··· Material for this task

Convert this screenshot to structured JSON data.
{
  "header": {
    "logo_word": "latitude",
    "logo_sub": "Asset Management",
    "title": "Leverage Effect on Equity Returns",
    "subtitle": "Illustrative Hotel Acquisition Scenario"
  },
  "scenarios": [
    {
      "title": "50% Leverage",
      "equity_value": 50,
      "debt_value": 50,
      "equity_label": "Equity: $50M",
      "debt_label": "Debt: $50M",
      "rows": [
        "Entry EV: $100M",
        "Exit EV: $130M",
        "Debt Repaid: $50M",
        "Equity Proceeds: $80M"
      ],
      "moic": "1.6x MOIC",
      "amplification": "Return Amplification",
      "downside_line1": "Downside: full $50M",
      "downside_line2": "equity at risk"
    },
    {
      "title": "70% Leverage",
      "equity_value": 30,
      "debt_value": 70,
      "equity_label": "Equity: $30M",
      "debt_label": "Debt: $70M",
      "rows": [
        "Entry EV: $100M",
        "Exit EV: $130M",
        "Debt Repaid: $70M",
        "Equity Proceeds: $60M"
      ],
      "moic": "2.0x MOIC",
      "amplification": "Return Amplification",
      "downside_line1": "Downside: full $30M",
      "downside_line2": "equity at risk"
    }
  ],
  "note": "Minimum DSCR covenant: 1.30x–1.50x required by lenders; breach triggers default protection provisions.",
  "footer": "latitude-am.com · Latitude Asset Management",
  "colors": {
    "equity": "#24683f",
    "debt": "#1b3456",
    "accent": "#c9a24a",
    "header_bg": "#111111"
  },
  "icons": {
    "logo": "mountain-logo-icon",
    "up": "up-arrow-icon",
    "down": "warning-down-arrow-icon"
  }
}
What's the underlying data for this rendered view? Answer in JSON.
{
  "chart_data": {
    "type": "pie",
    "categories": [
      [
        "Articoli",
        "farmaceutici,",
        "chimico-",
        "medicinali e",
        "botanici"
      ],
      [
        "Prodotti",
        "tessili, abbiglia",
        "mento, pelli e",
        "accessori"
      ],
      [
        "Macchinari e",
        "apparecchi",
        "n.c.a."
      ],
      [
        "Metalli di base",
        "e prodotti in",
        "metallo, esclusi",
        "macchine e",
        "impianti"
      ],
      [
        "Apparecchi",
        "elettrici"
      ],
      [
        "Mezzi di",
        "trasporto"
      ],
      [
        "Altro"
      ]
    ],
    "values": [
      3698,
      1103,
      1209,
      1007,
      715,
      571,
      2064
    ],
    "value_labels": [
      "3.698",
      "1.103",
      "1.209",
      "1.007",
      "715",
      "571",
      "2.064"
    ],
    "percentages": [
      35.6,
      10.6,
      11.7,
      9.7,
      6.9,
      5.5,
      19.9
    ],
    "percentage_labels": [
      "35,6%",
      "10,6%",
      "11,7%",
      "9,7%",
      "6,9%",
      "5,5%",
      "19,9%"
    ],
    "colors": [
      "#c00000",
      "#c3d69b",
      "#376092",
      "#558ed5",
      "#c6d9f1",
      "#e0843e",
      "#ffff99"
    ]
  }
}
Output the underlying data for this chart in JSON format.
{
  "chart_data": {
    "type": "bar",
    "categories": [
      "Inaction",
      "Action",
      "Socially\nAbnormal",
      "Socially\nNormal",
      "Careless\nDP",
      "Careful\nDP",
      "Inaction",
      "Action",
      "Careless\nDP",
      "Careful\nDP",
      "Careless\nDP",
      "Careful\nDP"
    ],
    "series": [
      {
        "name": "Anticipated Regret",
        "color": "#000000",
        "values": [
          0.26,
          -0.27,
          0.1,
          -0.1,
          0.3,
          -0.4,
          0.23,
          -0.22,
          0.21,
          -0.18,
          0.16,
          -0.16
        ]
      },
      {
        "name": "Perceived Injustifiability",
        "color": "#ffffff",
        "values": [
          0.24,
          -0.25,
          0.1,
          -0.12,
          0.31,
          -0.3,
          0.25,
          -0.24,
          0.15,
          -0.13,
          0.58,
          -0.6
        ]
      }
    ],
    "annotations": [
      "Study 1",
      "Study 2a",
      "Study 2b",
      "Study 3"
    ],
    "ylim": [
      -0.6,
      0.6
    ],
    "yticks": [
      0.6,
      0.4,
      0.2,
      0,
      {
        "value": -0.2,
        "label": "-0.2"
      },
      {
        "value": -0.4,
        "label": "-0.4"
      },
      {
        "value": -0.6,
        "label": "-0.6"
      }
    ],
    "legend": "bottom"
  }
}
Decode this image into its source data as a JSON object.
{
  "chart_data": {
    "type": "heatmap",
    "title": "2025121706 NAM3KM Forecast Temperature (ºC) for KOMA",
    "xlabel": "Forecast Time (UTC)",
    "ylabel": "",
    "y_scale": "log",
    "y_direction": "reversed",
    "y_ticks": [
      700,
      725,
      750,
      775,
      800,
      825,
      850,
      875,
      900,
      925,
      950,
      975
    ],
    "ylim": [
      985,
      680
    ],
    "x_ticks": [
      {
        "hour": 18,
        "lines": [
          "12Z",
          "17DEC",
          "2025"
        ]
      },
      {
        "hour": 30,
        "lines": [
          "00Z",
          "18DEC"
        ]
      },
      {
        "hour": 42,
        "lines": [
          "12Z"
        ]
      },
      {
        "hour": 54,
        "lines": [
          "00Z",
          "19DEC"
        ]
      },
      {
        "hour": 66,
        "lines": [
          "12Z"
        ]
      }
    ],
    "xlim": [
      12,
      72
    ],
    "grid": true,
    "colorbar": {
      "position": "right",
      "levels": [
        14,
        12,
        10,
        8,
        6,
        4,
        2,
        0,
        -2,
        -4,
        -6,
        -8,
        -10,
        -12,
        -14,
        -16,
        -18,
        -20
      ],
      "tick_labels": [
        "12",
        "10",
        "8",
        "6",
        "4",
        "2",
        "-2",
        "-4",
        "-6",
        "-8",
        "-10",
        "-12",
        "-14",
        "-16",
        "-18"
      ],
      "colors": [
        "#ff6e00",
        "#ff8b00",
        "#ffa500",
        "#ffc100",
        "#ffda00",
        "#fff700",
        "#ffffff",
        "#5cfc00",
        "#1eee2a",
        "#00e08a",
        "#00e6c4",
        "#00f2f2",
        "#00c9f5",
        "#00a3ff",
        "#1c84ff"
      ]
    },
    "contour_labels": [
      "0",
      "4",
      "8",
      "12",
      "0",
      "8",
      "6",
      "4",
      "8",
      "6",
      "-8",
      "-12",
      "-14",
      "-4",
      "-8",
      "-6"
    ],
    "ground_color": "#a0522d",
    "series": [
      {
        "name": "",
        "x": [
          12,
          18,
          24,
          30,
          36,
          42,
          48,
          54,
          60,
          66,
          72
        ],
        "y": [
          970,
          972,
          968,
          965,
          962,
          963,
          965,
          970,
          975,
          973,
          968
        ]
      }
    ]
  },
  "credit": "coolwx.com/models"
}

······

| What to work on |
Reproduce all the records precisely.

| Output below |
Convert this screenshot to structured JSON data.
{
  "header": {
    "logo_word": "latitude",
    "logo_sub": "Asset Management",
    "title": "Leverage Effect on Equity Returns",
    "subtitle": "Illustrative Hotel Acquisition Scenario"
  },
  "scenarios": [
    {
      "title": "50% Leverage",
      "equity_value": 50,
      "debt_value": 50,
      "equity_label": "Equity: $50M",
      "debt_label": "Debt: $50M",
      "rows": [
        "Entry EV: $100M",
        "Exit EV: $130M",
        "Debt Repaid: $50M",
        "Equity Proceeds: $80M"
      ],
      "moic": "1.6x MOIC",
      "amplification": "Return Amplification",
      "downside_line1": "Downside: full $50M",
      "downside_line2": "equity at risk"
    },
    {
      "title": "70% Leverage",
      "equity_value": 30,
      "debt_value": 70,
      "equity_label": "Equity: $30M",
      "debt_label": "Debt: $70M",
      "rows": [
        "Entry EV: $100M",
        "Exit EV: $130M",
        "Debt Repaid: $70M",
        "Equity Proceeds: $60M"
      ],
      "moic": "2.0x MOIC",
      "amplification": "Return Amplification",
      "downside_line1": "Downside: full $30M",
      "downside_line2": "equity at risk"
    }
  ],
  "note": "Minimum DSCR covenant: 1.30x–1.50x required by lenders; breach triggers default protection provisions.",
  "footer": "latitude-am.com · Latitude Asset Management",
  "colors": {
    "equity": "#24683f",
    "debt": "#1b3456",
    "accent": "#c9a24a",
    "header_bg": "#111111"
  },
  "icons": {
    "logo": "mountain-logo-icon",
    "up": "up-arrow-icon",
    "down": "warning-down-arrow-icon"
  }
}
What's the underlying data for this rendered view? Answer in JSON.
{
  "chart_data": {
    "type": "pie",
    "categories": [
      [
        "Articoli",
        "farmaceutici,",
        "chimico-",
        "medicinali e",
        "botanici"
      ],
      [
        "Prodotti",
        "tessili, abbiglia",
        "mento, pelli e",
        "accessori"
      ],
      [
        "Macchinari e",
        "apparecchi",
        "n.c.a."
      ],
      [
        "Metalli di base",
        "e prodotti in",
        "metallo, esclusi",
        "macchine e",
        "impianti"
      ],
      [
        "Apparecchi",
        "elettrici"
      ],
      [
        "Mezzi di",
        "trasporto"
      ],
      [
        "Altro"
      ]
    ],
    "values": [
      3698,
      1103,
      1209,
      1007,
      715,
      571,
      2064
    ],
    "value_labels": [
      "3.698",
      "1.103",
      "1.209",
      "1.007",
      "715",
      "571",
      "2.064"
    ],
    "percentages": [
      35.6,
      10.6,
      11.7,
      9.7,
      6.9,
      5.5,
      19.9
    ],
    "percentage_labels": [
      "35,6%",
      "10,6%",
      "11,7%",
      "9,7%",
      "6,9%",
      "5,5%",
      "19,9%"
    ],
    "colors": [
      "#c00000",
      "#c3d69b",
      "#376092",
      "#558ed5",
      "#c6d9f1",
      "#e0843e",
      "#ffff99"
    ]
  }
}
Output the underlying data for this chart in JSON format.
{
  "chart_data": {
    "type": "bar",
    "categories": [
      "Inaction",
      "Action",
      "Socially\nAbnormal",
      "Socially\nNormal",
      "Careless\nDP",
      "Careful\nDP",
      "Inaction",
      "Action",
      "Careless\nDP",
      "Careful\nDP",
      "Careless\nDP",
      "Careful\nDP"
    ],
    "series": [
      {
        "name": "Anticipated Regret",
        "color": "#000000",
        "values": [
          0.26,
          -0.27,
          0.1,
          -0.1,
          0.3,
          -0.4,
          0.23,
          -0.22,
          0.21,
          -0.18,
          0.16,
          -0.16
        ]
      },
      {
        "name": "Perceived Injustifiability",
        "color": "#ffffff",
        "values": [
          0.24,
          -0.25,
          0.1,
          -0.12,
          0.31,
          -0.3,
          0.25,
          -0.24,
          0.15,
          -0.13,
          0.58,
          -0.6
        ]
      }
    ],
    "annotations": [
      "Study 1",
      "Study 2a",
      "Study 2b",
      "Study 3"
    ],
    "ylim": [
      -0.6,
      0.6
    ],
    "yticks": [
      0.6,
      0.4,
      0.2,
      0,
      {
        "value": -0.2,
        "label": "-0.2"
      },
      {
        "value": -0.4,
        "label": "-0.4"
      },
      {
        "value": -0.6,
        "label": "-0.6"
      }
    ],
    "legend": "bottom"
  }
}
Decode this image into its source data as a JSON object.
{
  "chart_data": {
    "type": "heatmap",
    "title": "2025121706 NAM3KM Forecast Temperature (ºC) for KOMA",
    "xlabel": "Forecast Time (UTC)",
    "ylabel": "",
    "y_scale": "log",
    "y_direction": "reversed",
    "y_ticks": [
      700,
      725,
      750,
      775,
      800,
      825,
      850,
      875,
      900,
      925,
      950,
      975
    ],
    "ylim": [
      985,
      680
    ],
    "x_ticks": [
      {
        "hour": 18,
        "lines": [
          "12Z",
          "17DEC",
          "2025"
        ]
      },
      {
        "hour": 30,
        "lines": [
          "00Z",
          "18DEC"
        ]
      },
      {
        "hour": 42,
        "lines": [
          "12Z"
        ]
      },
      {
        "hour": 54,
        "lines": [
          "00Z",
          "19DEC"
        ]
      },
      {
        "hour": 66,
        "lines": [
          "12Z"
        ]
      }
    ],
    "xlim": [
      12,
      72
    ],
    "grid": true,
    "colorbar": {
      "position": "right",
      "levels": [
        14,
        12,
        10,
        8,
        6,
        4,
        2,
        0,
        -2,
        -4,
        -6,
        -8,
        -10,
        -12,
        -14,
        -16,
        -18,
        -20
      ],
      "tick_labels": [
        "12",
        "10",
        "8",
        "6",
        "4",
        "2",
        "-2",
        "-4",
        "-6",
        "-8",
        "-10",
        "-12",
        "-14",
        "-16",
        "-18"
      ],
      "colors": [
        "#ff6e00",
        "#ff8b00",
        "#ffa500",
        "#ffc100",
        "#ffda00",
        "#fff700",
        "#ffffff",
        "#5cfc00",
        "#1eee2a",
        "#00e08a",
        "#00e6c4",
        "#00f2f2",
        "#00c9f5",
        "#00a3ff",
        "#1c84ff"
      ]
    },
    "contour_labels": [
      "0",
      "4",
      "8",
      "12",
      "0",
      "8",
      "6",
      "4",
      "8",
      "6",
      "-8",
      "-12",
      "-14",
      "-4",
      "-8",
      "-6"
    ],
    "ground_color": "#a0522d",
    "series": [
      {
        "name": "",
        "x": [
          12,
          18,
          24,
          30,
          36,
          42,
          48,
          54,
          60,
          66,
          72
        ],
        "y": [
          970,
          972,
          968,
          965,
          962,
          963,
          965,
          970,
          975,
          973,
          968
        ]
      }
    ]
  },
  "credit": "coolwx.com/models"
}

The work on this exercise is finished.